All of the data that follows should be retyped exactly, please, except the pictures.

(Data records)
━━━━
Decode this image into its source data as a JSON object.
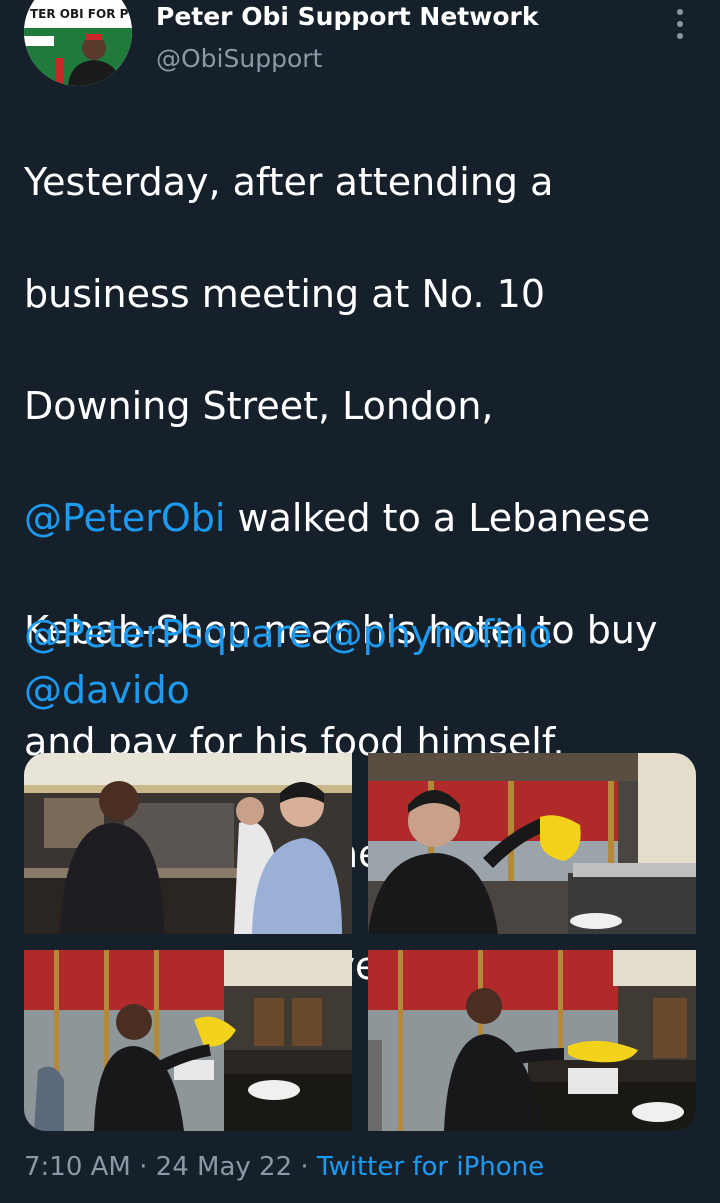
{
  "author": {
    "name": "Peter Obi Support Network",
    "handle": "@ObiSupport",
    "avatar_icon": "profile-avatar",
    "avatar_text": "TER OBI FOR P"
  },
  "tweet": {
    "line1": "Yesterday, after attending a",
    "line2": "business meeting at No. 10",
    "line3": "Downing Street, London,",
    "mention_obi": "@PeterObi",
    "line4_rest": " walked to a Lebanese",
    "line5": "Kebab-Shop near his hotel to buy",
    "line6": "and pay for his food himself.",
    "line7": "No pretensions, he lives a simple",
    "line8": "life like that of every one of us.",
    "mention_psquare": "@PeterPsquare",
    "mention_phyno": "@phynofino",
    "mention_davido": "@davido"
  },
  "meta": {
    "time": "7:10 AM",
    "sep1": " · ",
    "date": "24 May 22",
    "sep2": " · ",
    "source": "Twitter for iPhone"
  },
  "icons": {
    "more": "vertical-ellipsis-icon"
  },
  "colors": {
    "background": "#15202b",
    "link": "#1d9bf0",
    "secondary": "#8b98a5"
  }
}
━━━━
● TASK RESULT
Decode this image into its source data as a JSON object.
{
  "author": {
    "name": "Peter Obi Support Network",
    "handle": "@ObiSupport",
    "avatar_icon": "profile-avatar",
    "avatar_text": "TER OBI FOR P"
  },
  "tweet": {
    "line1": "Yesterday, after attending a",
    "line2": "business meeting at No. 10",
    "line3": "Downing Street, London,",
    "mention_obi": "@PeterObi",
    "line4_rest": " walked to a Lebanese",
    "line5": "Kebab-Shop near his hotel to buy",
    "line6": "and pay for his food himself.",
    "line7": "No pretensions, he lives a simple",
    "line8": "life like that of every one of us.",
    "mention_psquare": "@PeterPsquare",
    "mention_phyno": "@phynofino",
    "mention_davido": "@davido"
  },
  "meta": {
    "time": "7:10 AM",
    "sep1": " · ",
    "date": "24 May 22",
    "sep2": " · ",
    "source": "Twitter for iPhone"
  },
  "icons": {
    "more": "vertical-ellipsis-icon"
  },
  "colors": {
    "background": "#15202b",
    "link": "#1d9bf0",
    "secondary": "#8b98a5"
  }
}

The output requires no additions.